Task input:

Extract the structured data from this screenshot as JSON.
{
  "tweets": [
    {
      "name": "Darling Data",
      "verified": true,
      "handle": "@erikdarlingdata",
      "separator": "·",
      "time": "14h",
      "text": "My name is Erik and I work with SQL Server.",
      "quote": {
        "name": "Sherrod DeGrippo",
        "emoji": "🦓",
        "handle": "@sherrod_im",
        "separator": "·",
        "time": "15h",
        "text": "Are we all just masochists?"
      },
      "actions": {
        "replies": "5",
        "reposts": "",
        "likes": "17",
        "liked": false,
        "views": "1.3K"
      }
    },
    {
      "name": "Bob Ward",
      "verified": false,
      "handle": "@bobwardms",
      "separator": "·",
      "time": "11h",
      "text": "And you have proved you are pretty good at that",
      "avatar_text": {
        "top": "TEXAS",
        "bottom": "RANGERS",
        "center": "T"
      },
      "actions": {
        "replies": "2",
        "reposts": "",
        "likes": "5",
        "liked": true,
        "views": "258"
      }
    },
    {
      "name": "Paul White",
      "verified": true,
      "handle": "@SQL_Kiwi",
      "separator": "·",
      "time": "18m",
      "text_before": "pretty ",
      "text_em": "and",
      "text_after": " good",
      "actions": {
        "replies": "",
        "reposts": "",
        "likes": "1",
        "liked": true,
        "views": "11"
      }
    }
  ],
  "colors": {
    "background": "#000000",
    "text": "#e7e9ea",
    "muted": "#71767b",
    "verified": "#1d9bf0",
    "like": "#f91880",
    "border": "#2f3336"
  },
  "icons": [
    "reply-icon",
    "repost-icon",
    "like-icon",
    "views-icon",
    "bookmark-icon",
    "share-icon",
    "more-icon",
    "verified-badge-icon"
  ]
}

* * *

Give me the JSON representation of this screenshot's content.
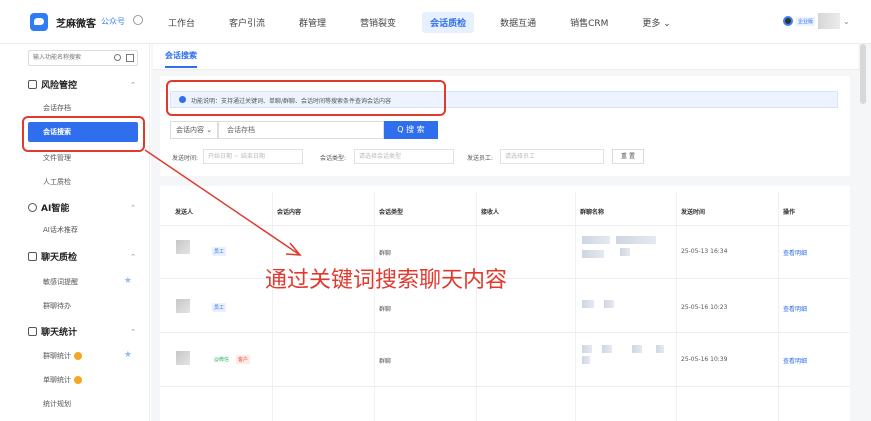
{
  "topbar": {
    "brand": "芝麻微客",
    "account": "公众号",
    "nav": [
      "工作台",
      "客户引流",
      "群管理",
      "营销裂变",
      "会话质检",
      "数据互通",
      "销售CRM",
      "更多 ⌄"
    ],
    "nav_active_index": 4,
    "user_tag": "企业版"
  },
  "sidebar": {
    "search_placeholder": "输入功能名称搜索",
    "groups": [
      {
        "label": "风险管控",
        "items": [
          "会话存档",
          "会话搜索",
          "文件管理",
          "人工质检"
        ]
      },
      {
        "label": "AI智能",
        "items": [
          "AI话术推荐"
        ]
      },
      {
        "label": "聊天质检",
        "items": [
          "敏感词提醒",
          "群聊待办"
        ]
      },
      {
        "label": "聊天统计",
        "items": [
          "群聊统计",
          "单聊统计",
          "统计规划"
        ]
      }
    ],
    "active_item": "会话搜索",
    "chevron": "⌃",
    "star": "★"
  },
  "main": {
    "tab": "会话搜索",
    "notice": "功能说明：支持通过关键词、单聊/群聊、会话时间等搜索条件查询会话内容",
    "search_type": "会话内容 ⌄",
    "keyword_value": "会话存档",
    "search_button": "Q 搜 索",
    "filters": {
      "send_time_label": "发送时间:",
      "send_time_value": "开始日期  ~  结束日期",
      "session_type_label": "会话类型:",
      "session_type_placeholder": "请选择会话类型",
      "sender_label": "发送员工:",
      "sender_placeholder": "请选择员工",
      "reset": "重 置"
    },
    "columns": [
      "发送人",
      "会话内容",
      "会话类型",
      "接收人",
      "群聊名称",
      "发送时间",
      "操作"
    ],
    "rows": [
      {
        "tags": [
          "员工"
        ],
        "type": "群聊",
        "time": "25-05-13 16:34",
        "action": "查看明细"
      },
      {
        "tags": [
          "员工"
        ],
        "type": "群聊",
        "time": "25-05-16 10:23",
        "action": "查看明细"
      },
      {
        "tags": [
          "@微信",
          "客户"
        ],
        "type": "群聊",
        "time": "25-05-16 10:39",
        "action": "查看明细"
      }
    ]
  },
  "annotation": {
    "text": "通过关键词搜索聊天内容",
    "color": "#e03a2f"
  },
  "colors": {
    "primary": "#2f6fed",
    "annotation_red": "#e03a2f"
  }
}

Work to do:
Pick out every line holding the string "screenshot" and return it.

Solution to the problem:
Extract the structured data from this screenshot as JSON.
Give me the JSON representation of this screenshot's content.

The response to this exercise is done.